Reproduce the lines exactly, from the line containing "airline-logo <box>103 267 111 280</box>" through the line containing "search-button[interactable] <box>501 63", with both of those lines included.

Image element box entries
-------------------------

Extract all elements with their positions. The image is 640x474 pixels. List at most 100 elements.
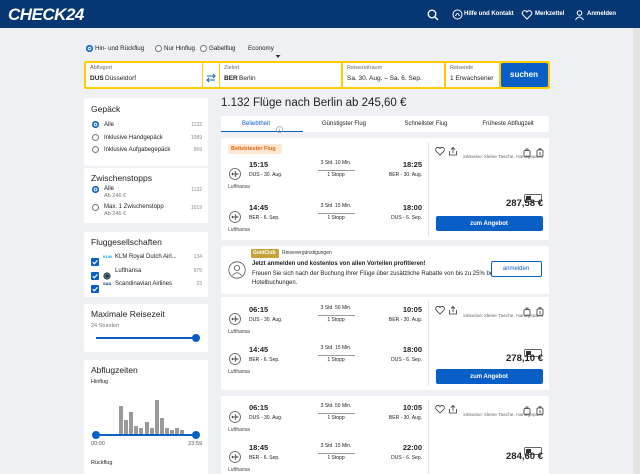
airline-logo <box>103 267 111 280</box>
header-link-icon[interactable] <box>574 8 586 21</box>
to: DUS - 6. Sep. <box>391 357 422 363</box>
tab-label[interactable]: Früheste Abflugzeit <box>482 121 534 127</box>
airline-logo: SAS <box>103 281 112 286</box>
route-line <box>318 170 355 171</box>
header-link[interactable]: Hilfe und Kontakt <box>464 11 514 17</box>
login-button[interactable] <box>491 261 542 277</box>
filter-option[interactable]: Alle <box>104 186 115 192</box>
search-button-label[interactable]: suchen <box>509 70 539 79</box>
card-divider <box>428 142 429 236</box>
search-button[interactable] <box>501 63 548 87</box>
login-button-label[interactable]: anmelden <box>502 266 530 272</box>
to: BER - 30. Aug. <box>388 317 422 323</box>
favorite-icon[interactable] <box>435 401 445 414</box>
filter-option[interactable]: KLM Royal Dutch Airl... <box>115 254 177 260</box>
share-icon[interactable] <box>448 401 458 414</box>
filter-sub-title: Hinflug <box>91 379 109 385</box>
search-field[interactable] <box>86 63 202 87</box>
search-icon[interactable] <box>427 8 439 21</box>
favorite-icon[interactable] <box>435 302 445 315</box>
arr-time: 10:05 <box>402 403 422 412</box>
caret-part <box>275 55 281 58</box>
tab[interactable] <box>221 116 303 132</box>
trip-type[interactable]: Hin- und Rückflug <box>95 45 145 52</box>
filter-panel <box>84 168 208 223</box>
swap-button[interactable] <box>203 63 219 87</box>
filter-option[interactable]: Max. 1 Zwischenstopp <box>104 204 164 210</box>
slider-knob[interactable] <box>192 431 200 439</box>
cabin-select[interactable]: Economy <box>248 45 274 52</box>
filter-option[interactable]: Inklusive Handgepäck <box>104 134 163 141</box>
radio[interactable] <box>155 45 162 52</box>
checkbox[interactable] <box>91 267 99 280</box>
offer-button[interactable] <box>436 369 543 384</box>
filter-option[interactable]: Inklusive Aufgabegepäck <box>104 147 171 153</box>
bag-icon-part <box>525 148 529 151</box>
offer-button-label[interactable]: zum Angebot <box>470 221 508 227</box>
dep-time: 06:15 <box>249 305 269 314</box>
radio[interactable] <box>86 45 93 52</box>
filter-sub: Ab 246 € <box>104 211 127 217</box>
luggage-icon-part <box>524 447 542 455</box>
radio[interactable] <box>92 133 99 141</box>
trip-type[interactable]: Nur Hinflug <box>164 45 195 52</box>
offer-button-label[interactable]: zum Angebot <box>470 374 508 380</box>
bag-icon <box>536 402 544 415</box>
tab-label[interactable]: Beliebtheit <box>241 121 271 127</box>
checkbox-part <box>92 273 98 279</box>
plane-icon-part <box>231 170 239 178</box>
airline-logo-part <box>103 271 111 280</box>
price: 287,58 € <box>506 198 543 209</box>
filter-sub-title: Rückflug <box>91 460 113 466</box>
filter-option[interactable]: Lufthansa <box>115 267 142 274</box>
search-field[interactable] <box>343 63 444 87</box>
plane-icon-part <box>229 211 241 223</box>
from: DUS - 30. Aug. <box>249 172 283 178</box>
favorite-icon[interactable] <box>435 143 445 156</box>
radio[interactable] <box>92 146 99 153</box>
bag-icon <box>523 144 531 157</box>
tab-label[interactable]: Schnellster Flug <box>404 121 448 127</box>
search-field[interactable] <box>446 63 499 87</box>
header-link-icon[interactable] <box>521 8 533 20</box>
trip-type[interactable]: Gabelflug <box>209 45 236 52</box>
stops: 1 Stopp <box>327 357 345 363</box>
to: DUS - 6. Sep. <box>391 215 422 221</box>
histogram-bar <box>119 406 123 434</box>
filter-title: Gepäck <box>91 104 121 114</box>
radio[interactable] <box>92 186 99 193</box>
plane-icon-part <box>229 313 241 325</box>
filter-sub: Ab 246 € <box>104 193 127 199</box>
search-field[interactable] <box>220 63 341 87</box>
user-icon-part <box>228 261 246 279</box>
range-label: 23:59 <box>188 441 202 447</box>
stops: 1 Stopp <box>327 317 345 323</box>
slider-knob[interactable] <box>92 431 100 439</box>
filter-option[interactable]: Scandinavian Airlines <box>115 281 173 287</box>
offer-button[interactable] <box>436 216 543 231</box>
radio[interactable] <box>92 121 99 128</box>
filter-panel <box>84 304 208 352</box>
radio[interactable] <box>200 45 207 52</box>
share-icon-part <box>449 305 457 315</box>
slider-knob[interactable] <box>192 334 200 342</box>
duration: 3 Std. 15 Min. <box>320 443 352 449</box>
header-link[interactable]: Merkzettel <box>535 11 565 17</box>
radio[interactable] <box>92 204 99 211</box>
filter-count: 23 <box>196 281 202 287</box>
bag-icon <box>536 144 544 157</box>
header-link-icon-part <box>521 10 533 20</box>
logo[interactable]: CHECK24 <box>8 5 84 24</box>
share-icon[interactable] <box>448 302 458 315</box>
arr-time: 18:00 <box>402 345 422 354</box>
tab-label[interactable]: Günstigster Flug <box>321 121 367 127</box>
filter-title: Zwischenstopps <box>91 173 152 183</box>
checkbox[interactable] <box>91 253 99 266</box>
checkbox[interactable] <box>91 280 99 293</box>
header-link-icon[interactable] <box>452 8 464 20</box>
user-icon-part <box>234 265 240 271</box>
share-icon[interactable] <box>448 143 458 156</box>
filter-panel <box>84 360 208 474</box>
header-link[interactable]: Anmelden <box>587 11 617 17</box>
filter-option[interactable]: Alle <box>104 122 115 128</box>
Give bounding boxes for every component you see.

-------------------------

— RESULT FOR THIS TASK —
airline-logo <box>103 267 111 280</box>
header-link-icon[interactable] <box>574 8 586 21</box>
to: DUS - 6. Sep. <box>391 357 422 363</box>
tab-label[interactable]: Früheste Abflugzeit <box>482 121 534 127</box>
airline-logo: SAS <box>103 281 112 286</box>
route-line <box>318 170 355 171</box>
header-link[interactable]: Hilfe und Kontakt <box>464 11 514 17</box>
login-button[interactable] <box>491 261 542 277</box>
filter-option[interactable]: Alle <box>104 186 115 192</box>
search-button-label[interactable]: suchen <box>509 70 539 79</box>
card-divider <box>428 142 429 236</box>
search-button[interactable] <box>501 63 548 87</box>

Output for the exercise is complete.